Record list:

────────────────────

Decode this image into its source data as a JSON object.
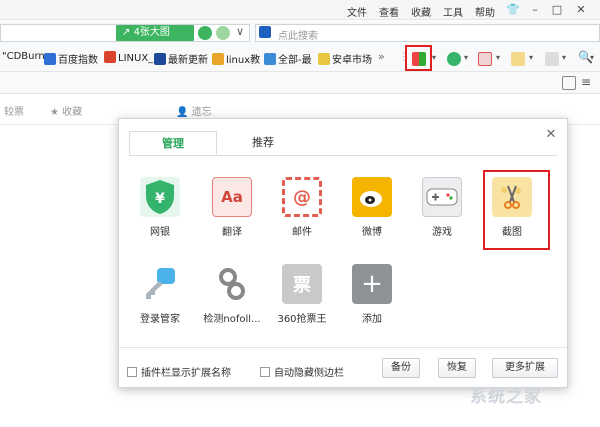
{
  "menubar": {
    "items": [
      "文件",
      "查看",
      "收藏",
      "工具",
      "帮助"
    ]
  },
  "addr": {
    "bigpic_label": "4张大图",
    "search_placeholder": "点此搜索"
  },
  "bookmarks": [
    "\"CDBurn",
    "百度指数",
    "LINUX_",
    "最新更新",
    "linux教",
    "全部-最",
    "安卓市场"
  ],
  "tabs_row": {
    "a": "较票",
    "b": "收藏",
    "c": "遗忘"
  },
  "dialog": {
    "tab_manage": "管理",
    "tab_recommend": "推荐",
    "extensions": [
      "网银",
      "翻译",
      "邮件",
      "微博",
      "游戏",
      "截图",
      "登录管家",
      "检测nofoll...",
      "360抢票王",
      "添加"
    ],
    "chk_names": "插件栏显示扩展名称",
    "chk_sidebar": "自动隐藏侧边栏",
    "btn_backup": "备份",
    "btn_restore": "恢复",
    "btn_more": "更多扩展",
    "icon_glyphs": {
      "aa": "Aa",
      "mail": "@",
      "ticket": "票",
      "plus": "+"
    }
  },
  "watermark": "系统之家",
  "colors": {
    "accent": "#2aa55c",
    "highlight": "#e02020"
  }
}
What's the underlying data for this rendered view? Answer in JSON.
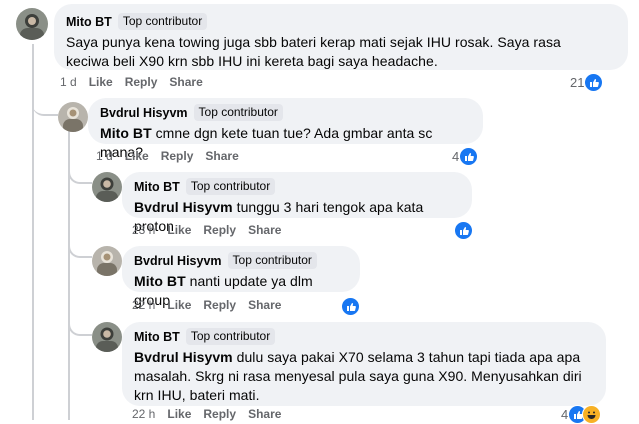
{
  "comments": [
    {
      "name": "Mito BT",
      "badge": "Top contributor",
      "text_lines": [
        "Saya punya kena towing juga sbb bateri kerap mati sejak IHU rosak. Saya rasa",
        "keciwa beli X90 krn sbb IHU ini kereta bagi saya headache."
      ],
      "time": "1 d",
      "like": "Like",
      "reply": "Reply",
      "share": "Share",
      "reactions": "21"
    },
    {
      "name": "Bvdrul Hisyvm",
      "badge": "Top contributor",
      "mention": "Mito BT",
      "text": " cmne dgn kete tuan tue? Ada gmbar anta sc mana?",
      "time": "1 d",
      "like": "Like",
      "reply": "Reply",
      "share": "Share",
      "reactions": "4"
    },
    {
      "name": "Mito BT",
      "badge": "Top contributor",
      "mention": "Bvdrul Hisyvm",
      "text": " tunggu 3 hari tengok apa kata proton",
      "time": "23 h",
      "like": "Like",
      "reply": "Reply",
      "share": "Share"
    },
    {
      "name": "Bvdrul Hisyvm",
      "badge": "Top contributor",
      "mention": "Mito BT",
      "text": " nanti update ya dlm group",
      "time": "22 h",
      "like": "Like",
      "reply": "Reply",
      "share": "Share"
    },
    {
      "name": "Mito BT",
      "badge": "Top contributor",
      "mention": "Bvdrul Hisyvm",
      "text_first": " dulu saya pakai X70 selama 3 tahun tapi tiada apa apa",
      "text_lines": [
        "masalah. Skrg ni rasa menyesal pula saya guna X90. Menyusahkan diri",
        "krn IHU, bateri mati."
      ],
      "time": "22 h",
      "like": "Like",
      "reply": "Reply",
      "share": "Share",
      "reactions": "4"
    }
  ],
  "colors": {
    "accent": "#1877f2",
    "bubble": "#f0f2f5",
    "muted": "#65676b"
  }
}
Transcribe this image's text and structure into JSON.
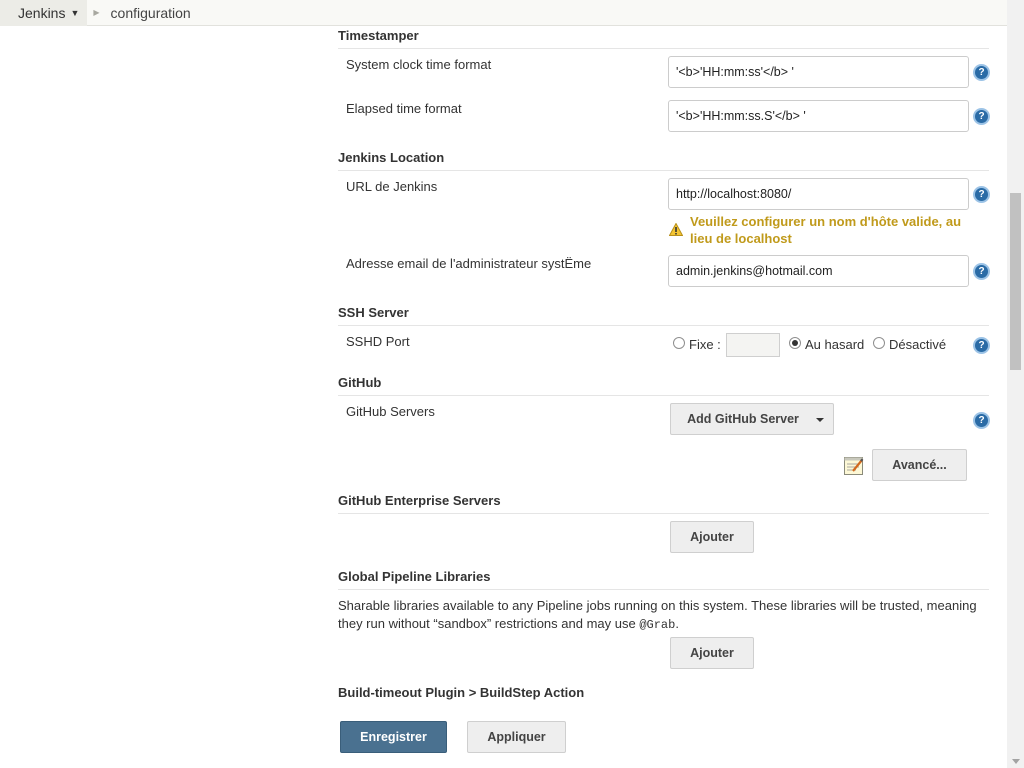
{
  "breadcrumb": {
    "root": "Jenkins",
    "current": "configuration"
  },
  "timestamper": {
    "title": "Timestamper",
    "system_clock_label": "System clock time format",
    "system_clock_value": "'<b>'HH:mm:ss'</b> '",
    "elapsed_label": "Elapsed time format",
    "elapsed_value": "'<b>'HH:mm:ss.S'</b> '"
  },
  "jenkins_location": {
    "title": "Jenkins Location",
    "url_label": "URL de Jenkins",
    "url_value": "http://localhost:8080/",
    "url_warning": "Veuillez configurer un nom d'hôte valide, au lieu de localhost",
    "email_label": "Adresse email de l'administrateur systËme",
    "email_value": "admin.jenkins@hotmail.com"
  },
  "ssh_server": {
    "title": "SSH Server",
    "port_label": "SSHD Port",
    "options": [
      "Fixe :",
      "Au hasard",
      "Désactivé"
    ],
    "selected": "Au hasard",
    "fixed_value": ""
  },
  "github": {
    "title": "GitHub",
    "servers_label": "GitHub Servers",
    "add_button": "Add GitHub Server",
    "advanced_button": "Avancé..."
  },
  "github_enterprise": {
    "title": "GitHub Enterprise Servers",
    "add_button": "Ajouter"
  },
  "pipeline_libraries": {
    "title": "Global Pipeline Libraries",
    "description_part1": "Sharable libraries available to any Pipeline jobs running on this system. These libraries will be trusted, meaning they run without “sandbox” restrictions and may use ",
    "description_code": "@Grab",
    "description_part2": ".",
    "add_button": "Ajouter"
  },
  "build_timeout": {
    "title": "Build-timeout Plugin > BuildStep Action"
  },
  "actions": {
    "save": "Enregistrer",
    "apply": "Appliquer"
  },
  "icons": {
    "help": "help-icon",
    "warning": "warning-icon",
    "notepad": "notepad-icon"
  },
  "colors": {
    "primary_button": "#4a7190",
    "warning_text": "#c09a1b",
    "help_icon": "#2a6ba6"
  }
}
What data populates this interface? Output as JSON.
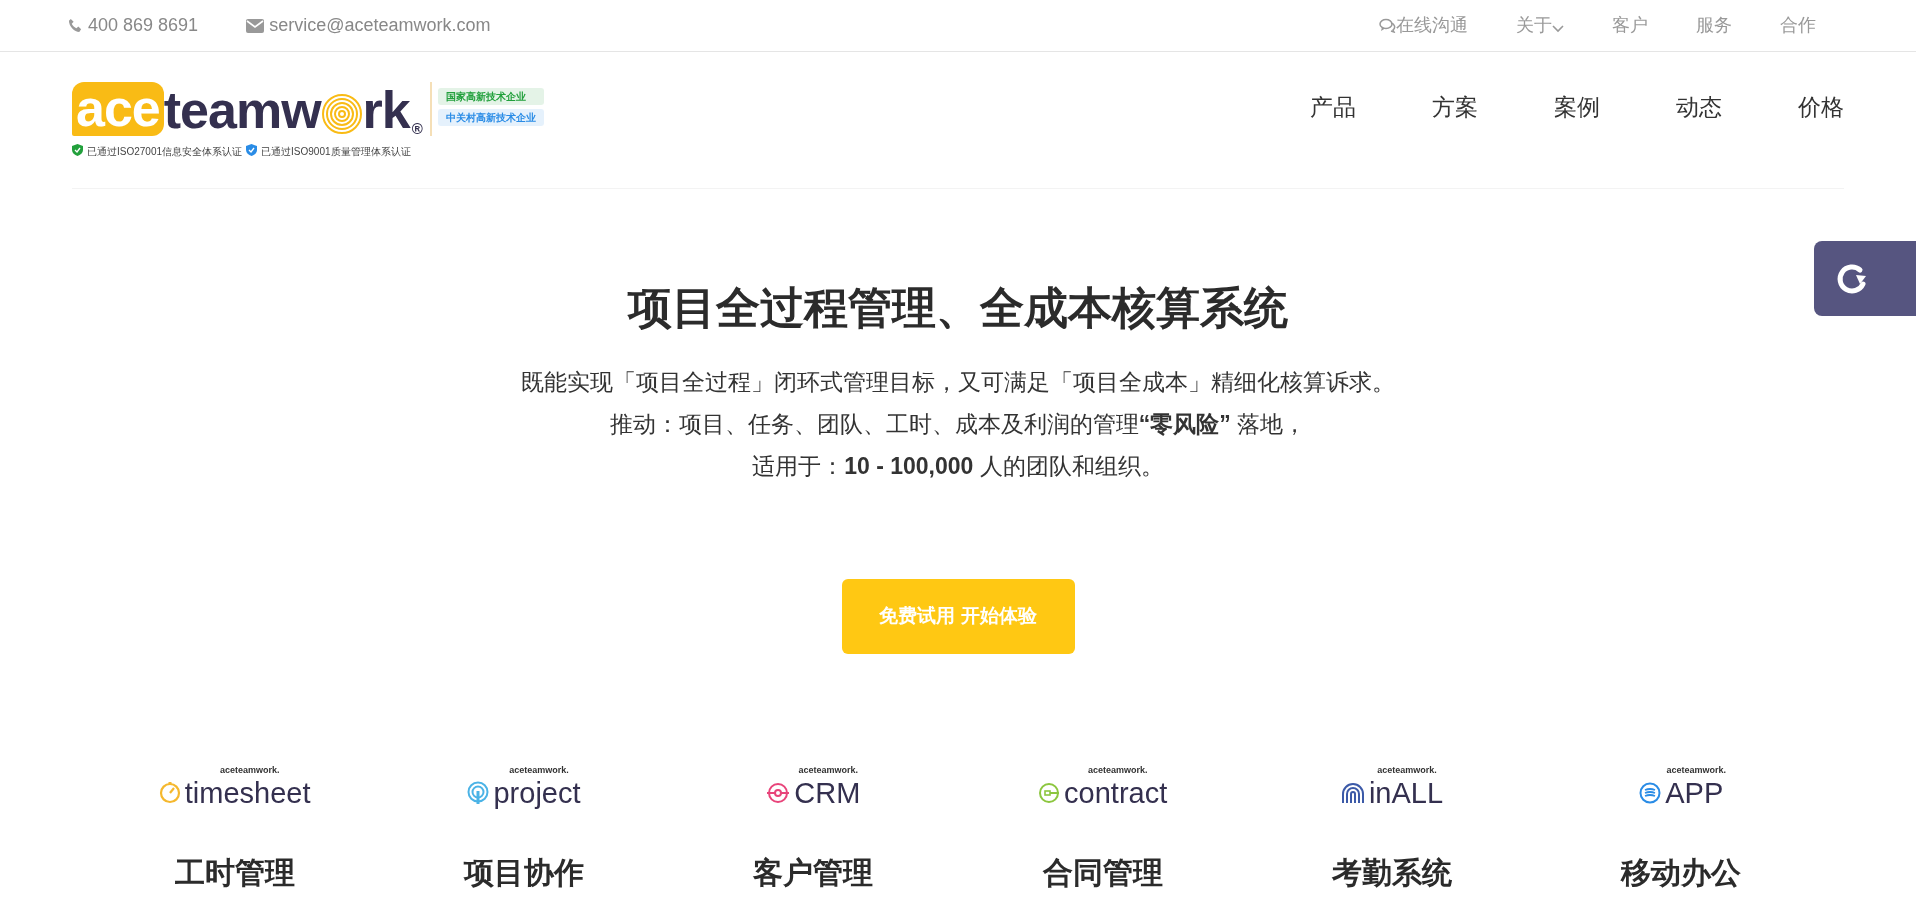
{
  "top_bar": {
    "phone": "400 869 8691",
    "email": "service@aceteamwork.com",
    "links": [
      {
        "label": "在线沟通",
        "kind": "chat"
      },
      {
        "label": "关于",
        "kind": "dropdown"
      },
      {
        "label": "客户",
        "kind": "plain"
      },
      {
        "label": "服务",
        "kind": "plain"
      },
      {
        "label": "合作",
        "kind": "plain"
      }
    ]
  },
  "header": {
    "logo": {
      "highlight": "ace",
      "word_start": "teamw",
      "word_end": "rk",
      "registered": "®"
    },
    "badges": [
      {
        "label": "国家高新技术企业",
        "color": "#22a03c"
      },
      {
        "label": "中关村高新技术企业",
        "color": "#2a8ce6"
      }
    ],
    "certifications": [
      {
        "label": "已通过ISO27001信息安全体系认证",
        "color": "#22a03c"
      },
      {
        "label": "已通过ISO9001质量管理体系认证",
        "color": "#2a8ce6"
      }
    ],
    "nav": [
      "产品",
      "方案",
      "案例",
      "动态",
      "价格"
    ]
  },
  "hero": {
    "title": "项目全过程管理、全成本核算系统",
    "lines": [
      "既能实现「项目全过程」闭环式管理目标，又可满足「项目全成本」精细化核算诉求。",
      "推动：项目、任务、团队、工时、成本及利润的管理**“零风险”** 落地，",
      "适用于：**10 - 100,000** 人的团队和组织。"
    ],
    "button": "免费试用 开始体验"
  },
  "products": [
    {
      "brand": "aceteamwork.",
      "name": "timesheet",
      "kind": "gauge",
      "color": "#f5b82e",
      "title": "工时管理"
    },
    {
      "brand": "aceteamwork.",
      "name": "project",
      "kind": "signal",
      "color": "#4bb3e6",
      "title": "项目协作"
    },
    {
      "brand": "aceteamwork.",
      "name": "CRM",
      "kind": "target",
      "color": "#e8447a",
      "title": "客户管理"
    },
    {
      "brand": "aceteamwork.",
      "name": "contract",
      "kind": "key",
      "color": "#8cc63f",
      "title": "合同管理"
    },
    {
      "brand": "aceteamwork.",
      "name": "inALL",
      "kind": "fingerprint",
      "color": "#3c5aa8",
      "title": "考勤系统"
    },
    {
      "brand": "aceteamwork.",
      "name": "APP",
      "kind": "waves",
      "color": "#2a8ce6",
      "title": "移动办公"
    }
  ]
}
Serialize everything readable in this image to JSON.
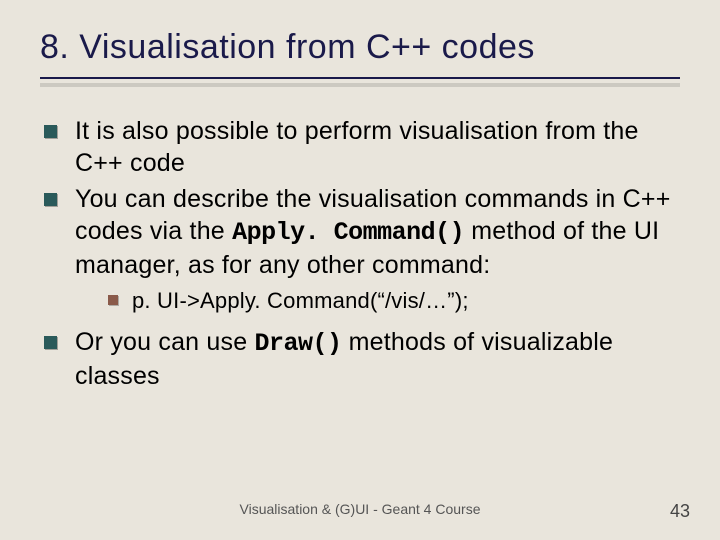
{
  "title": "8. Visualisation from C++ codes",
  "bullets": {
    "b1": "It is also possible to perform visualisation from the C++ code",
    "b2a": "You can describe the visualisation commands in C++ codes via the ",
    "b2_code": "Apply. Command()",
    "b2b": " method of the UI manager, as for any other command:",
    "sub_code": "p. UI->Apply. Command(“/vis/…”);",
    "b3a": "Or you can use ",
    "b3_code": "Draw()",
    "b3b": " methods of visualizable classes"
  },
  "footer": {
    "center": "Visualisation & (G)UI - Geant 4 Course",
    "page": "43"
  }
}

────────────────────

Scan the entries above. Copy each line that has the string "image".

Decode this image into its source data as a JSON object.
Transcribe this image's text and structure into JSON.
Serialize everything readable in this image to JSON.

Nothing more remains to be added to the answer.